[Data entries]

╭──

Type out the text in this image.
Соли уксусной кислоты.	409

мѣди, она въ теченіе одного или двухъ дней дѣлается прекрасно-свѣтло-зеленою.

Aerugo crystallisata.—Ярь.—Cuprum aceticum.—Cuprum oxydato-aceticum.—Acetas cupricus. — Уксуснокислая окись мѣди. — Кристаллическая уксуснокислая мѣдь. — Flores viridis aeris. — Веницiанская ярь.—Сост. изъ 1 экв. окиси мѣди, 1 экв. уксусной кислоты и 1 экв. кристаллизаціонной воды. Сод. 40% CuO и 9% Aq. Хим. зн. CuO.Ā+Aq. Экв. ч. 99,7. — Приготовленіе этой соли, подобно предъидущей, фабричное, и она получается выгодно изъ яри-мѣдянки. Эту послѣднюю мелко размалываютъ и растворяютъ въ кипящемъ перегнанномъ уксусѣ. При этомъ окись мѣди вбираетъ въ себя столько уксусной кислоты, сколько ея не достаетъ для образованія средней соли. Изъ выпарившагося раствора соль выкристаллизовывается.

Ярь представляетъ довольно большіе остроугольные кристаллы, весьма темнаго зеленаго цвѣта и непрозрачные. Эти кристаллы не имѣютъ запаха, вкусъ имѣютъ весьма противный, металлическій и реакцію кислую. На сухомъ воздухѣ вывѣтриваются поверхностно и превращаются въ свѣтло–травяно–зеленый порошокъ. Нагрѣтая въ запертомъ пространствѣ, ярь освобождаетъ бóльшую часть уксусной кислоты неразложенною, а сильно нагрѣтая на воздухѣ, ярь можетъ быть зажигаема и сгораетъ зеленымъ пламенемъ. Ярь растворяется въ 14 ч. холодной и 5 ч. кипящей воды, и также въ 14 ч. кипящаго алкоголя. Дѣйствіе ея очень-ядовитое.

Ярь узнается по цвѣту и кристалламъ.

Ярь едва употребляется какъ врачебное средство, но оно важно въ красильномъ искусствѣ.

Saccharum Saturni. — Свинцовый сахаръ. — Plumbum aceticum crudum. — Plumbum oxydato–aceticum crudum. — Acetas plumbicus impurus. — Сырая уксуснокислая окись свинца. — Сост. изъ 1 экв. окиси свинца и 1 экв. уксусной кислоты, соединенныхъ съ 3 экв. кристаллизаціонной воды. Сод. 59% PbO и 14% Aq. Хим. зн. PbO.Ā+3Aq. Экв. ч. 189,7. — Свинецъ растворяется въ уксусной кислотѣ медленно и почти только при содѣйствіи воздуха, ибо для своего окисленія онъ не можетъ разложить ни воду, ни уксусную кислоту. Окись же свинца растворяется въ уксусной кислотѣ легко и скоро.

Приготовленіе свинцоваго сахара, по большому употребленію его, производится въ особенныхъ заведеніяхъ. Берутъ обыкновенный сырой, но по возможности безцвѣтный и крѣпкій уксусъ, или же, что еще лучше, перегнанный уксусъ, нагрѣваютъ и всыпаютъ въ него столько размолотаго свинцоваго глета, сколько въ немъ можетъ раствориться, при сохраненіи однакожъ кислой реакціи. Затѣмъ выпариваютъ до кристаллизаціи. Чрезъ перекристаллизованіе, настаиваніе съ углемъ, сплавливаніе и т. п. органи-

╰──

● **Task directions**:
Quote the data above in full, changing nothing.

● **Complete response**:
Type out the text in this image.
Соли уксусной кислоты.	409

мѣди, она въ теченіе одного или двухъ дней дѣлается прекрасно-свѣтло-зеленою.

Aerugo crystallisata.—Ярь.—Cuprum aceticum.—Cuprum oxydato-aceticum.—Acetas cupricus. — Уксуснокислая окись мѣди. — Кристаллическая уксуснокислая мѣдь. — Flores viridis aeris. — Веницiанская ярь.—Сост. изъ 1 экв. окиси мѣди, 1 экв. уксусной кислоты и 1 экв. кристаллизаціонной воды. Сод. 40% CuO и 9% Aq. Хим. зн. CuO.Ā+Aq. Экв. ч. 99,7. — Приготовленіе этой соли, подобно предъидущей, фабричное, и она получается выгодно изъ яри-мѣдянки. Эту послѣднюю мелко размалываютъ и растворяютъ въ кипящемъ перегнанномъ уксусѣ. При этомъ окись мѣди вбираетъ въ себя столько уксусной кислоты, сколько ея не достаетъ для образованія средней соли. Изъ выпарившагося раствора соль выкристаллизовывается.

Ярь представляетъ довольно большіе остроугольные кристаллы, весьма темнаго зеленаго цвѣта и непрозрачные. Эти кристаллы не имѣютъ запаха, вкусъ имѣютъ весьма противный, металлическій и реакцію кислую. На сухомъ воздухѣ вывѣтриваются поверхностно и превращаются въ свѣтло–травяно–зеленый порошокъ. Нагрѣтая въ запертомъ пространствѣ, ярь освобождаетъ бóльшую часть уксусной кислоты неразложенною, а сильно нагрѣтая на воздухѣ, ярь можетъ быть зажигаема и сгораетъ зеленымъ пламенемъ. Ярь растворяется въ 14 ч. холодной и 5 ч. кипящей воды, и также въ 14 ч. кипящаго алкоголя. Дѣйствіе ея очень-ядовитое.

Ярь узнается по цвѣту и кристалламъ.

Ярь едва употребляется какъ врачебное средство, но оно важно въ красильномъ искусствѣ.

Saccharum Saturni. — Свинцовый сахаръ. — Plumbum aceticum crudum. — Plumbum oxydato–aceticum crudum. — Acetas plumbicus impurus. — Сырая уксуснокислая окись свинца. — Сост. изъ 1 экв. окиси свинца и 1 экв. уксусной кислоты, соединенныхъ съ 3 экв. кристаллизаціонной воды. Сод. 59% PbO и 14% Aq. Хим. зн. PbO.Ā+3Aq. Экв. ч. 189,7. — Свинецъ растворяется въ уксусной кислотѣ медленно и почти только при содѣйствіи воздуха, ибо для своего окисленія онъ не можетъ разложить ни воду, ни уксусную кислоту. Окись же свинца растворяется въ уксусной кислотѣ легко и скоро.

Приготовленіе свинцоваго сахара, по большому употребленію его, производится въ особенныхъ заведеніяхъ. Берутъ обыкновенный сырой, но по возможности безцвѣтный и крѣпкій уксусъ, или же, что еще лучше, перегнанный уксусъ, нагрѣваютъ и всыпаютъ въ него столько размолотаго свинцоваго глета, сколько въ немъ можетъ раствориться, при сохраненіи однакожъ кислой реакціи. Затѣмъ выпариваютъ до кристаллизаціи. Чрезъ перекристаллизованіе, настаиваніе съ углемъ, сплавливаніе и т. п. органи-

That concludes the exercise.